Data provided:
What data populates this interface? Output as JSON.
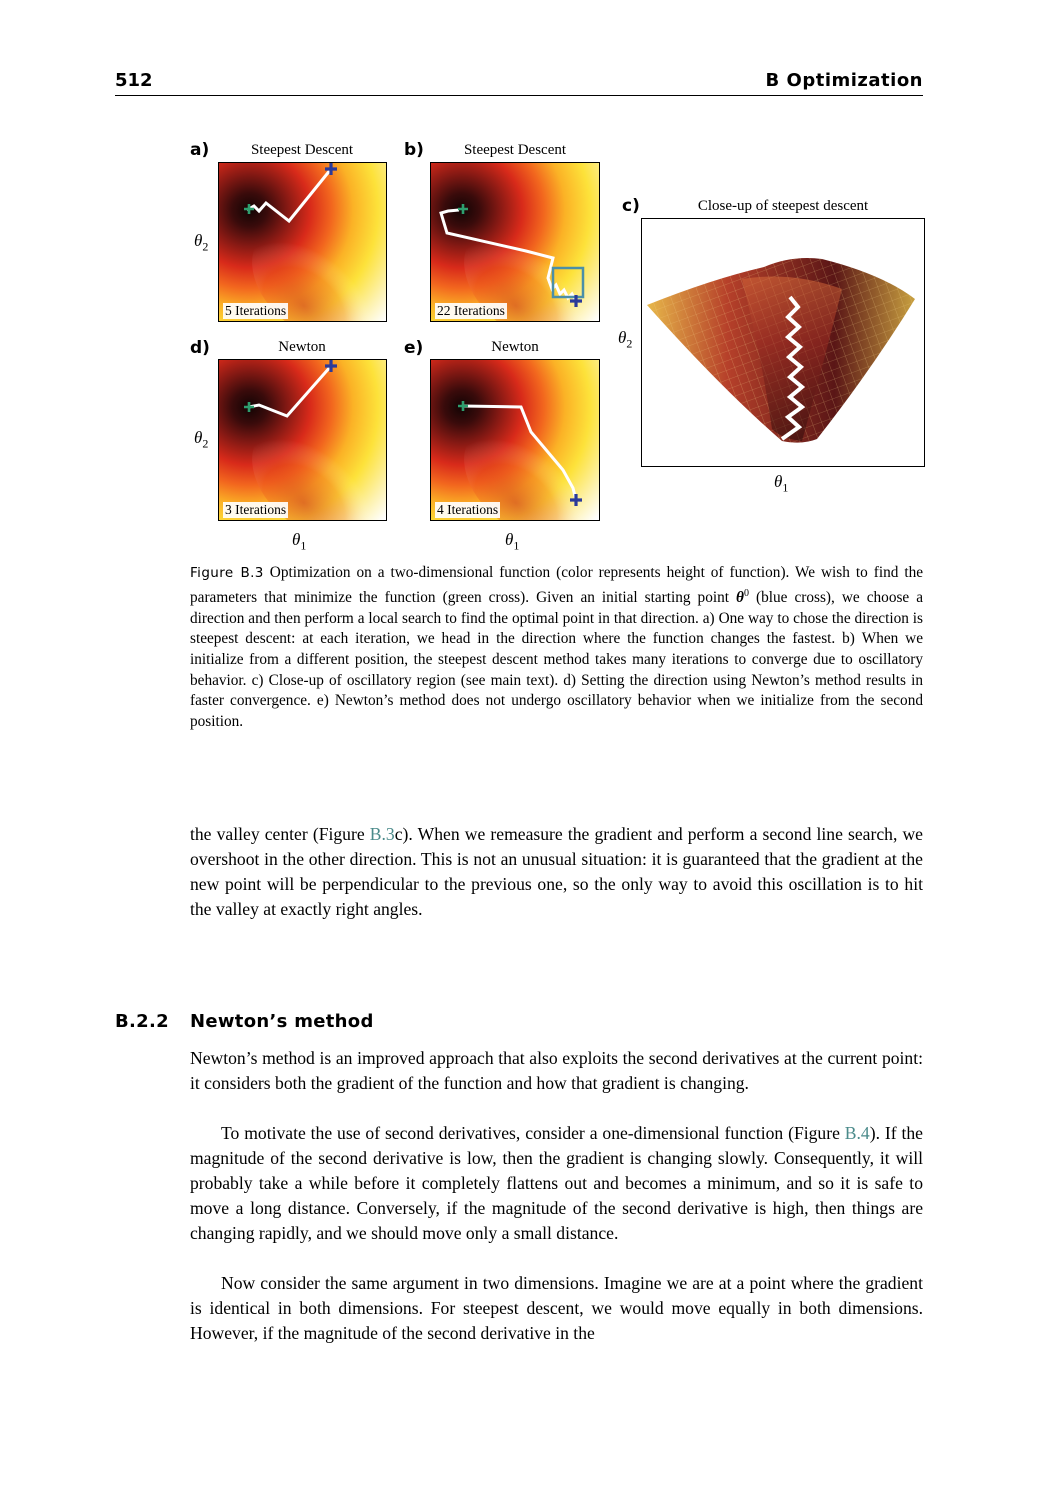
{
  "header": {
    "page_number": "512",
    "running_title": "B Optimization"
  },
  "figure": {
    "panels": [
      {
        "letter": "a)",
        "title": "Steepest Descent",
        "iterations": "5 Iterations"
      },
      {
        "letter": "b)",
        "title": "Steepest Descent",
        "iterations": "22 Iterations"
      },
      {
        "letter": "c)",
        "title": "Close-up of steepest descent"
      },
      {
        "letter": "d)",
        "title": "Newton",
        "iterations": "3 Iterations"
      },
      {
        "letter": "e)",
        "title": "Newton",
        "iterations": "4 Iterations"
      }
    ],
    "axis": {
      "theta": "θ",
      "sub1": "1",
      "sub2": "2"
    },
    "colors": {
      "path": "#ffffff",
      "start_cross": "#2b3a9a",
      "minimum_cross": "#2e9e6e",
      "closeup_box": "#4a8fa8"
    }
  },
  "caption": {
    "label": "Figure B.3",
    "text_1": "Optimization on a two-dimensional function (color represents height of function). We wish to find the parameters that minimize the function (green cross). Given an initial starting point",
    "theta": "θ",
    "sup": "0",
    "text_2": "(blue cross), we choose a direction and then perform a local search to find the optimal point in that direction. a) One way to chose the direction is steepest descent: at each iteration, we head in the direction where the function changes the fastest. b) When we initialize from a different position, the steepest descent method takes many iterations to converge due to oscillatory behavior. c) Close-up of oscillatory region (see main text). d) Setting the direction using Newton’s method results in faster convergence. e) Newton’s method does not undergo oscillatory behavior when we initialize from the second position."
  },
  "body": {
    "para1_a": "the valley center (Figure",
    "para1_ref": "B.3",
    "para1_b": "c). When we remeasure the gradient and perform a second line search, we overshoot in the other direction. This is not an unusual situation: it is guaranteed that the gradient at the new point will be perpendicular to the previous one, so the only way to avoid this oscillation is to hit the valley at exactly right angles.",
    "section_number": "B.2.2",
    "section_title": "Newton’s method",
    "para2": "Newton’s method is an improved approach that also exploits the second derivatives at the current point: it considers both the gradient of the function and how that gradient is changing.",
    "para3_a": "To motivate the use of second derivatives, consider a one-dimensional function (Figure",
    "para3_ref": "B.4",
    "para3_b": "). If the magnitude of the second derivative is low, then the gradient is changing slowly. Consequently, it will probably take a while before it completely flattens out and becomes a minimum, and so it is safe to move a long distance. Conversely, if the magnitude of the second derivative is high, then things are changing rapidly, and we should move only a small distance.",
    "para4": "Now consider the same argument in two dimensions. Imagine we are at a point where the gradient is identical in both dimensions. For steepest descent, we would move equally in both dimensions. However, if the magnitude of the second derivative in the"
  }
}
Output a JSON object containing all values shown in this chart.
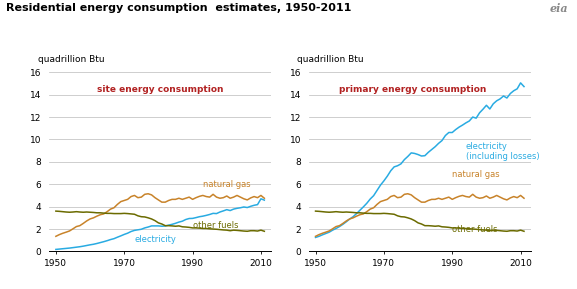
{
  "title": "Residential energy consumption  estimates, 1950-2011",
  "ylabel": "quadrillion Btu",
  "years": [
    1950,
    1951,
    1952,
    1953,
    1954,
    1955,
    1956,
    1957,
    1958,
    1959,
    1960,
    1961,
    1962,
    1963,
    1964,
    1965,
    1966,
    1967,
    1968,
    1969,
    1970,
    1971,
    1972,
    1973,
    1974,
    1975,
    1976,
    1977,
    1978,
    1979,
    1980,
    1981,
    1982,
    1983,
    1984,
    1985,
    1986,
    1987,
    1988,
    1989,
    1990,
    1991,
    1992,
    1993,
    1994,
    1995,
    1996,
    1997,
    1998,
    1999,
    2000,
    2001,
    2002,
    2003,
    2004,
    2005,
    2006,
    2007,
    2008,
    2009,
    2010,
    2011
  ],
  "site_electricity": [
    0.18,
    0.21,
    0.24,
    0.27,
    0.3,
    0.34,
    0.38,
    0.42,
    0.47,
    0.53,
    0.59,
    0.64,
    0.71,
    0.79,
    0.87,
    0.96,
    1.06,
    1.14,
    1.27,
    1.39,
    1.52,
    1.63,
    1.78,
    1.88,
    1.93,
    1.98,
    2.1,
    2.18,
    2.28,
    2.28,
    2.28,
    2.25,
    2.27,
    2.35,
    2.42,
    2.51,
    2.62,
    2.7,
    2.85,
    2.94,
    2.95,
    3.02,
    3.1,
    3.15,
    3.22,
    3.3,
    3.4,
    3.38,
    3.52,
    3.62,
    3.73,
    3.65,
    3.78,
    3.85,
    3.9,
    3.97,
    3.92,
    4.03,
    4.12,
    4.18,
    4.7,
    4.58
  ],
  "site_natural_gas": [
    1.35,
    1.5,
    1.62,
    1.72,
    1.83,
    2.02,
    2.22,
    2.3,
    2.5,
    2.72,
    2.9,
    3.0,
    3.15,
    3.28,
    3.35,
    3.55,
    3.78,
    3.9,
    4.2,
    4.45,
    4.55,
    4.65,
    4.9,
    5.0,
    4.8,
    4.85,
    5.1,
    5.15,
    5.05,
    4.8,
    4.6,
    4.4,
    4.4,
    4.55,
    4.65,
    4.65,
    4.75,
    4.65,
    4.75,
    4.85,
    4.65,
    4.8,
    4.92,
    5.0,
    4.9,
    4.85,
    5.1,
    4.85,
    4.75,
    4.8,
    4.95,
    4.75,
    4.85,
    5.0,
    4.85,
    4.7,
    4.6,
    4.78,
    4.9,
    4.8,
    5.0,
    4.75
  ],
  "site_other_fuels": [
    3.6,
    3.58,
    3.55,
    3.52,
    3.5,
    3.52,
    3.55,
    3.52,
    3.5,
    3.52,
    3.5,
    3.48,
    3.45,
    3.45,
    3.42,
    3.4,
    3.4,
    3.38,
    3.38,
    3.38,
    3.4,
    3.38,
    3.35,
    3.32,
    3.18,
    3.1,
    3.08,
    3.0,
    2.9,
    2.75,
    2.55,
    2.45,
    2.3,
    2.3,
    2.28,
    2.25,
    2.28,
    2.2,
    2.18,
    2.15,
    2.1,
    2.1,
    2.08,
    2.05,
    2.05,
    2.02,
    2.0,
    1.98,
    1.95,
    1.92,
    1.9,
    1.85,
    1.9,
    1.88,
    1.85,
    1.82,
    1.8,
    1.85,
    1.85,
    1.82,
    1.9,
    1.8
  ],
  "primary_electricity": [
    1.25,
    1.35,
    1.48,
    1.6,
    1.72,
    1.9,
    2.05,
    2.22,
    2.42,
    2.65,
    2.9,
    3.1,
    3.38,
    3.68,
    3.98,
    4.3,
    4.68,
    4.98,
    5.45,
    5.92,
    6.3,
    6.72,
    7.2,
    7.55,
    7.65,
    7.82,
    8.2,
    8.48,
    8.8,
    8.75,
    8.65,
    8.52,
    8.55,
    8.85,
    9.1,
    9.35,
    9.65,
    9.9,
    10.35,
    10.62,
    10.62,
    10.88,
    11.1,
    11.28,
    11.48,
    11.65,
    12.0,
    11.9,
    12.38,
    12.7,
    13.05,
    12.72,
    13.18,
    13.45,
    13.62,
    13.88,
    13.7,
    14.1,
    14.35,
    14.52,
    15.05,
    14.72
  ],
  "primary_natural_gas": [
    1.35,
    1.5,
    1.62,
    1.72,
    1.83,
    2.02,
    2.22,
    2.3,
    2.5,
    2.72,
    2.9,
    3.0,
    3.15,
    3.28,
    3.35,
    3.55,
    3.78,
    3.9,
    4.2,
    4.45,
    4.55,
    4.65,
    4.9,
    5.0,
    4.8,
    4.85,
    5.1,
    5.15,
    5.05,
    4.8,
    4.6,
    4.4,
    4.4,
    4.55,
    4.65,
    4.65,
    4.75,
    4.65,
    4.75,
    4.85,
    4.65,
    4.8,
    4.92,
    5.0,
    4.9,
    4.85,
    5.1,
    4.85,
    4.75,
    4.8,
    4.95,
    4.75,
    4.85,
    5.0,
    4.85,
    4.7,
    4.6,
    4.78,
    4.9,
    4.8,
    5.0,
    4.75
  ],
  "primary_other_fuels": [
    3.6,
    3.58,
    3.55,
    3.52,
    3.5,
    3.52,
    3.55,
    3.52,
    3.5,
    3.52,
    3.5,
    3.48,
    3.45,
    3.45,
    3.42,
    3.4,
    3.4,
    3.38,
    3.38,
    3.38,
    3.4,
    3.38,
    3.35,
    3.32,
    3.18,
    3.1,
    3.08,
    3.0,
    2.9,
    2.75,
    2.55,
    2.45,
    2.3,
    2.3,
    2.28,
    2.25,
    2.28,
    2.2,
    2.18,
    2.15,
    2.1,
    2.1,
    2.08,
    2.05,
    2.05,
    2.02,
    2.0,
    1.98,
    1.95,
    1.92,
    1.9,
    1.85,
    1.9,
    1.88,
    1.85,
    1.82,
    1.8,
    1.85,
    1.85,
    1.82,
    1.9,
    1.8
  ],
  "color_electricity": "#29ABE2",
  "color_natural_gas": "#C8832A",
  "color_other_fuels": "#6B6B00",
  "color_label": "#B22222",
  "ylim": [
    0,
    16
  ],
  "yticks": [
    0,
    2,
    4,
    6,
    8,
    10,
    12,
    14,
    16
  ],
  "xticks": [
    1950,
    1970,
    1990,
    2010
  ],
  "xlim": [
    1948,
    2013
  ],
  "left_label": "site energy consumption",
  "right_label": "primary energy consumption",
  "title_fontsize": 8,
  "label_fontsize": 6.5,
  "annotation_fontsize": 6,
  "ylabel_fontsize": 6.5,
  "tick_fontsize": 6.5,
  "line_width": 1.1
}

What you will do:
Go through the entries above and copy every line containing "dimensional".

Right answer:
    "text_1": "Optimization on a two-dimensional function (color represents height of function). We wish to find the parameters that minimize the function (green cross). Given an initial starting point",
    "para3_a": "To motivate the use of second derivatives, consider a one-dimensional function (Figure",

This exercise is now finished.